● CHALLENGE: Which lines contain the word "this"? Return each of them as written.
___ EXERCISE INPUTS ___
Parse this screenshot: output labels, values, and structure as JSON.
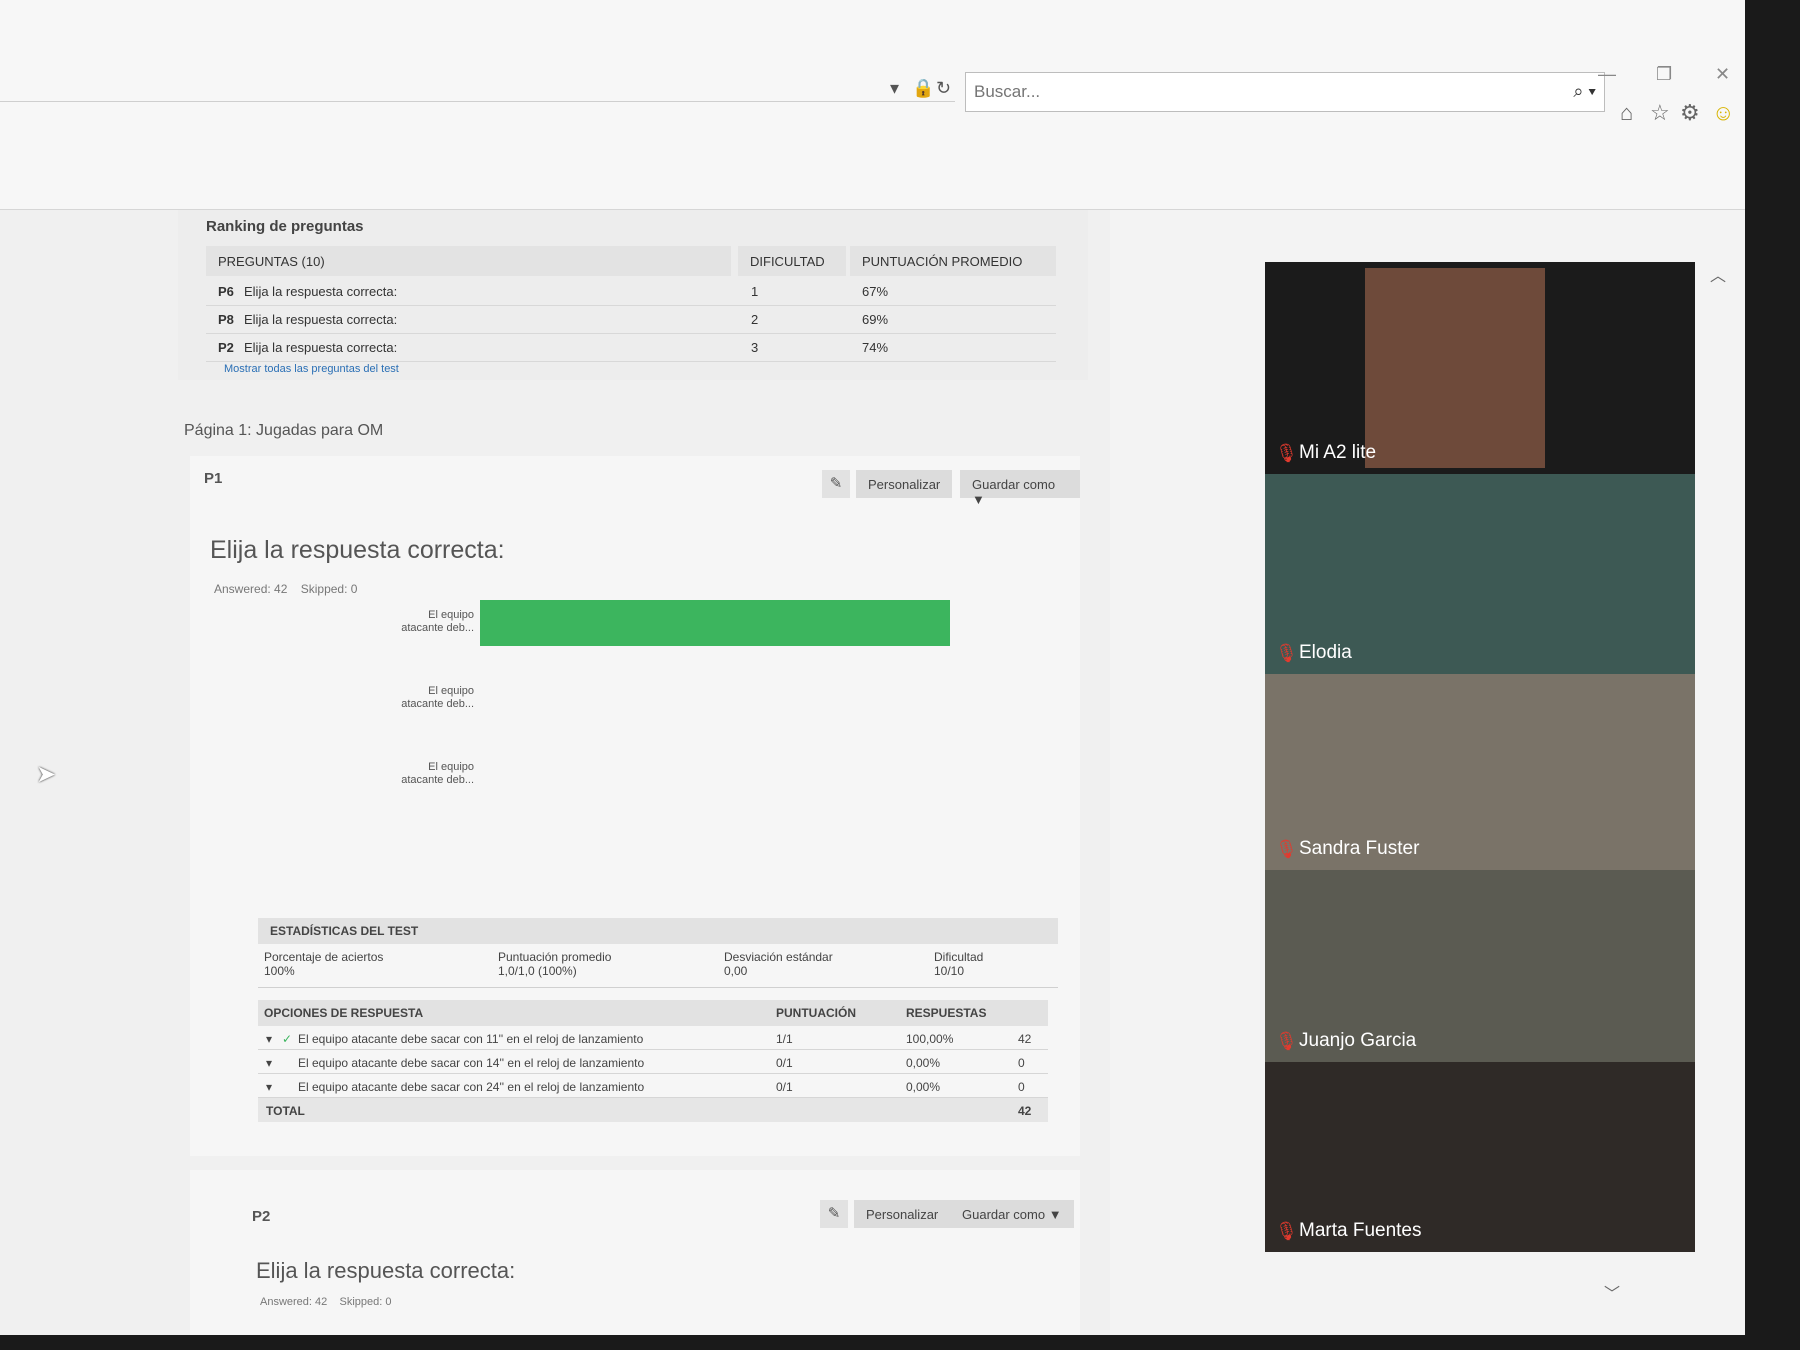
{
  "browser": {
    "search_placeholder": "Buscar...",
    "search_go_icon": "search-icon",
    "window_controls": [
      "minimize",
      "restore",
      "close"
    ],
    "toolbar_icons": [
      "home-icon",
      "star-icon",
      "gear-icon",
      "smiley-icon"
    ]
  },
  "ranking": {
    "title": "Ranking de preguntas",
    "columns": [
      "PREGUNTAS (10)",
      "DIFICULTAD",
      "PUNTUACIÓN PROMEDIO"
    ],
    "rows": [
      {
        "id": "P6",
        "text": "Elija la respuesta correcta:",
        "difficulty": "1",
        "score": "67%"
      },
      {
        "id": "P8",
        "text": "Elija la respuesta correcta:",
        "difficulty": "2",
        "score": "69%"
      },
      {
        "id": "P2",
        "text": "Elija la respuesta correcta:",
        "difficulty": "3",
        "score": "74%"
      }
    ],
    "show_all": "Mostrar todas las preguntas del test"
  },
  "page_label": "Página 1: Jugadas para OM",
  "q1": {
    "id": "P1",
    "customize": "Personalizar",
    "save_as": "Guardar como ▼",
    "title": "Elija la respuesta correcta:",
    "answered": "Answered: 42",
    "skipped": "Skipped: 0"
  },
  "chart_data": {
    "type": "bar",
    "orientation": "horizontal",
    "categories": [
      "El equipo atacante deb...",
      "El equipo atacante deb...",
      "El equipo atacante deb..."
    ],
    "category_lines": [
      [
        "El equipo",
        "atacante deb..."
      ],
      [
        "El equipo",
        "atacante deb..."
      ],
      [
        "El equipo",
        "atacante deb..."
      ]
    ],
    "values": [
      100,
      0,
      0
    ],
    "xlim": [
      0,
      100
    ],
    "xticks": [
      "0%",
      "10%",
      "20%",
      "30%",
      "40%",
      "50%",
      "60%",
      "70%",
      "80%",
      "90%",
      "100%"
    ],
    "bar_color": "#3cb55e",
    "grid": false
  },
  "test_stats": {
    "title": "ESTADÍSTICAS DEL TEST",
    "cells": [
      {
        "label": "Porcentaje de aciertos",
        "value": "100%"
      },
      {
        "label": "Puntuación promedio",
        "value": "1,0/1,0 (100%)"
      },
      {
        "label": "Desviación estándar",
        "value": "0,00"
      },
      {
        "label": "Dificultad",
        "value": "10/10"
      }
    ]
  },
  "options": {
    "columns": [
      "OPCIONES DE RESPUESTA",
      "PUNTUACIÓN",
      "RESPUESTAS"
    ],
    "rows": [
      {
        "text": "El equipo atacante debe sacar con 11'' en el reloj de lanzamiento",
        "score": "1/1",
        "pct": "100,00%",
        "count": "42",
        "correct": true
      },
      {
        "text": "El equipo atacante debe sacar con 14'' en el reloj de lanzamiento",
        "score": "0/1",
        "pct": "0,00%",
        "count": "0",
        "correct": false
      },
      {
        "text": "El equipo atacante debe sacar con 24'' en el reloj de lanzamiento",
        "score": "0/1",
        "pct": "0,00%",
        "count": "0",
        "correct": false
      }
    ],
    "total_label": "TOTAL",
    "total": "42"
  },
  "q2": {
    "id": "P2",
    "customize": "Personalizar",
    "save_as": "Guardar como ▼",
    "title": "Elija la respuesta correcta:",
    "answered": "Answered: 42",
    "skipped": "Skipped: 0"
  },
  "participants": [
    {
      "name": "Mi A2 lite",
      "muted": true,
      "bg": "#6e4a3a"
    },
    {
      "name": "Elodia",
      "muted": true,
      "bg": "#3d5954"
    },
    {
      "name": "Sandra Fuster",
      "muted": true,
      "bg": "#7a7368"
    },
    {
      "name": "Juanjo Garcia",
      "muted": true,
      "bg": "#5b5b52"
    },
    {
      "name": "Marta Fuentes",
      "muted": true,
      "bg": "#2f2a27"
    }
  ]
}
___
___ EXERCISE INPUTS ___
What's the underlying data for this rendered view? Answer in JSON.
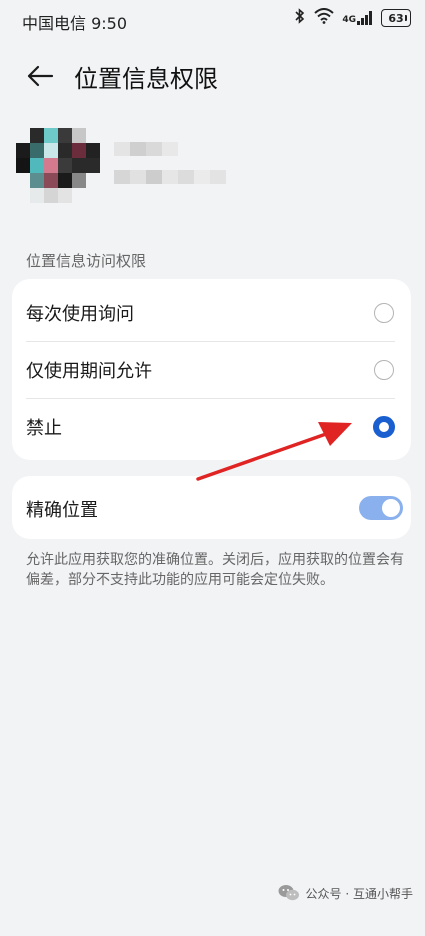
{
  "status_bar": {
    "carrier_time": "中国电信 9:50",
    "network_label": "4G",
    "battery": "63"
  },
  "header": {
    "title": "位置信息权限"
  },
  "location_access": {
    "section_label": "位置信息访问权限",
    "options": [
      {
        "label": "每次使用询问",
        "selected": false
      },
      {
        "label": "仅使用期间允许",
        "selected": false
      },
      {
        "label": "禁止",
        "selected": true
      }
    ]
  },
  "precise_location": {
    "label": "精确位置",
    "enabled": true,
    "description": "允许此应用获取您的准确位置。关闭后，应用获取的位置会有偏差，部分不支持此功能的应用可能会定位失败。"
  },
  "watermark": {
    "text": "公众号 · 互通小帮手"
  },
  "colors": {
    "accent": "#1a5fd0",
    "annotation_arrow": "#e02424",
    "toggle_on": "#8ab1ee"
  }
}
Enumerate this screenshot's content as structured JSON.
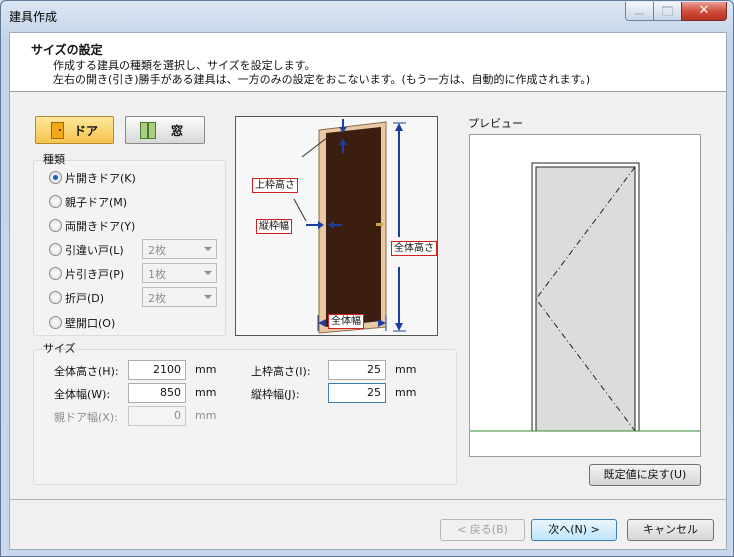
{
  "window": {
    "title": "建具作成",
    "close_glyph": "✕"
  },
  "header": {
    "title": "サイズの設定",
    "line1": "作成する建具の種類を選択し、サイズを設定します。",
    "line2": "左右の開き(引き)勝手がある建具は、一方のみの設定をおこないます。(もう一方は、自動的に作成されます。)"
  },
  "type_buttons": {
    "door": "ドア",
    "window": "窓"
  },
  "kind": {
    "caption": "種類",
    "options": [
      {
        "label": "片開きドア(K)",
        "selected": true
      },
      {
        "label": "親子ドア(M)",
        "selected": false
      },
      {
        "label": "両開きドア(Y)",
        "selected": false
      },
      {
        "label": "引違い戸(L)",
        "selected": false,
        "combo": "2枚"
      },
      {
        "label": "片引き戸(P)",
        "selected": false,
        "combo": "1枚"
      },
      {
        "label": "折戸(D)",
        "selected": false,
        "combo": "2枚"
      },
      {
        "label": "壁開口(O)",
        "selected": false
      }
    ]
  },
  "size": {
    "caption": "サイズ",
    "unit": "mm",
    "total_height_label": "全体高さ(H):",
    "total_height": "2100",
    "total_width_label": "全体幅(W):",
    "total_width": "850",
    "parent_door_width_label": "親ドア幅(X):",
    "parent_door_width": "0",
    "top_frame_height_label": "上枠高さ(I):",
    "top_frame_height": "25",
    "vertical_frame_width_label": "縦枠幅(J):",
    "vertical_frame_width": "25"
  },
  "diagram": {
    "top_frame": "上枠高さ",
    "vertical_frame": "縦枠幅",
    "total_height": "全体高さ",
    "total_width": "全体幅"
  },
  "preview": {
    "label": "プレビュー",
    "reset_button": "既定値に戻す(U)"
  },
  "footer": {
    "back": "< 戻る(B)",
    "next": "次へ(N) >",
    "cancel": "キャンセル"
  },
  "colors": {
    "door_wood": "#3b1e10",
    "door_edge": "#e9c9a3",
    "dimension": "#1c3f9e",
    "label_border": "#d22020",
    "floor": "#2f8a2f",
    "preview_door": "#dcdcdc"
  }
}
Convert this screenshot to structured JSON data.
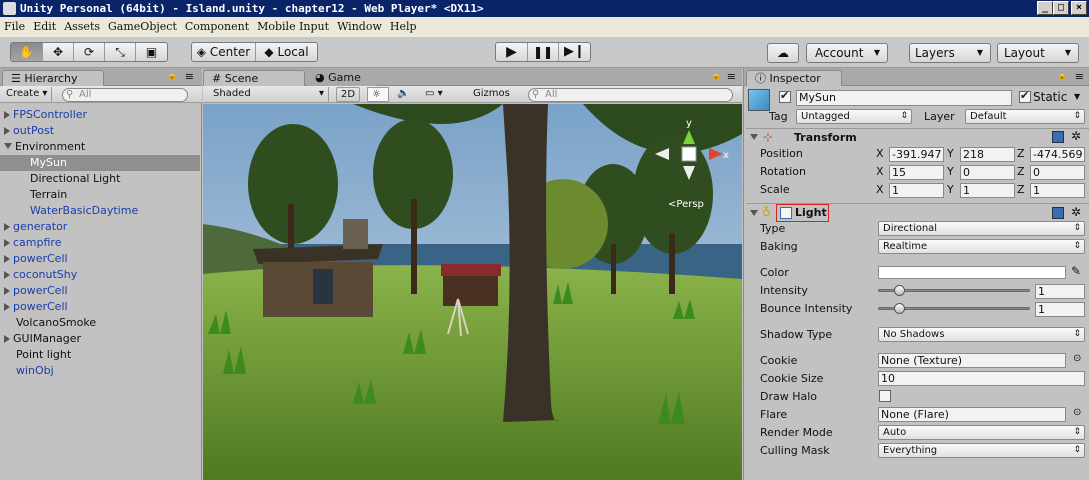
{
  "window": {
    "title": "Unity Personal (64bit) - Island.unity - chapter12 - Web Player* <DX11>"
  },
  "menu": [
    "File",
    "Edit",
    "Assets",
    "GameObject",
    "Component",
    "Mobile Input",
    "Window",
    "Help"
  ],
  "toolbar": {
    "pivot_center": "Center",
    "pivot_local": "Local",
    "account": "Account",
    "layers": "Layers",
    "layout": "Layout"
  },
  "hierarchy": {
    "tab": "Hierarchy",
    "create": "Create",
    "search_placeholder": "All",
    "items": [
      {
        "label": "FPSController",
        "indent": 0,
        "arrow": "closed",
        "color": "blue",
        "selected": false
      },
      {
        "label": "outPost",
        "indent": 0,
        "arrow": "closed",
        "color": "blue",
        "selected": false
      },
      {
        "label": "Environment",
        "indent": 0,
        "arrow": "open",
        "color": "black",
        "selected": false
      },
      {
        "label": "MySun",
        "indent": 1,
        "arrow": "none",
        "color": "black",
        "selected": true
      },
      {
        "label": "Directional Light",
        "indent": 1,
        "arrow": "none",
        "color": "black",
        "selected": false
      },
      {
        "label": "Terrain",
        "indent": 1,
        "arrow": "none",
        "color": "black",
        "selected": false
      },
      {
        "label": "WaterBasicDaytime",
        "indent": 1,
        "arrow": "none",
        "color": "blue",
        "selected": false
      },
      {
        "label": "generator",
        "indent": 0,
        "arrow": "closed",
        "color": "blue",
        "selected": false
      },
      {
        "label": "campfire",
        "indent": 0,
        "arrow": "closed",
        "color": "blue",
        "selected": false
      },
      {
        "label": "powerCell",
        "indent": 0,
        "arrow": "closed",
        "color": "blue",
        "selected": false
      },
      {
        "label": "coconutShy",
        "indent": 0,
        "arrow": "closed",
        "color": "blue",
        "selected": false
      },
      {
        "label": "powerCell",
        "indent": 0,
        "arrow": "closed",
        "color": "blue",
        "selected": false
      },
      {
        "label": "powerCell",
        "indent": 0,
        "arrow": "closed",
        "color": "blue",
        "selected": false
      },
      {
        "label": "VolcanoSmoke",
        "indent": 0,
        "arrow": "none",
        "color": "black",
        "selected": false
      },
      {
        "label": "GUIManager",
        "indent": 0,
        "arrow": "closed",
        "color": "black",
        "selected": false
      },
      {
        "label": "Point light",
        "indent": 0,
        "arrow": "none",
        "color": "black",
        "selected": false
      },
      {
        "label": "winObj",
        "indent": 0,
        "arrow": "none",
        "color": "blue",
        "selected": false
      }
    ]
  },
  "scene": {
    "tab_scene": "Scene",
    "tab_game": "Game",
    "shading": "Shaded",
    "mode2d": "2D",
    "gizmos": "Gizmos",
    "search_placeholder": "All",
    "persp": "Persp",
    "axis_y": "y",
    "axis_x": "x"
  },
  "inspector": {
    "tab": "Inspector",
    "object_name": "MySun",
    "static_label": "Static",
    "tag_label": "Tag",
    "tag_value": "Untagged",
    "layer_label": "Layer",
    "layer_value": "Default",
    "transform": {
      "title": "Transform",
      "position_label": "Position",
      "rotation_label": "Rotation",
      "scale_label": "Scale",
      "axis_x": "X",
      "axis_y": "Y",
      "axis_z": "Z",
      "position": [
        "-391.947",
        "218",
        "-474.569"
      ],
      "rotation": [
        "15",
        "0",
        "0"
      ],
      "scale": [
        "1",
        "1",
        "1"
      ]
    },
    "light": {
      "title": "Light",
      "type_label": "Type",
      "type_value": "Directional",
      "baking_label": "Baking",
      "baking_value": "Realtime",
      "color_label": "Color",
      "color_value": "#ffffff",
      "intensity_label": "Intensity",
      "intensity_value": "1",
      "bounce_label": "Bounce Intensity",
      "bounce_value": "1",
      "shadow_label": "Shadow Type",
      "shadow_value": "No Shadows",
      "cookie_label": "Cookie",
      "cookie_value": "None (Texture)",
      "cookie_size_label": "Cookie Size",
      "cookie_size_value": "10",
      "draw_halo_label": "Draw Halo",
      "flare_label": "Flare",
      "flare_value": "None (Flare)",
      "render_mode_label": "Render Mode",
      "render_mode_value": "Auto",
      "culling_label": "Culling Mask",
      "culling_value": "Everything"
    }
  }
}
___
● FULL OUTPUT:
Parse this screenshot: output labels, values, and structure as JSON.
What's the underlying data for this rendered view? Answer in JSON.
Enumerate this screenshot's content as structured JSON.
Convert this screenshot to structured JSON data.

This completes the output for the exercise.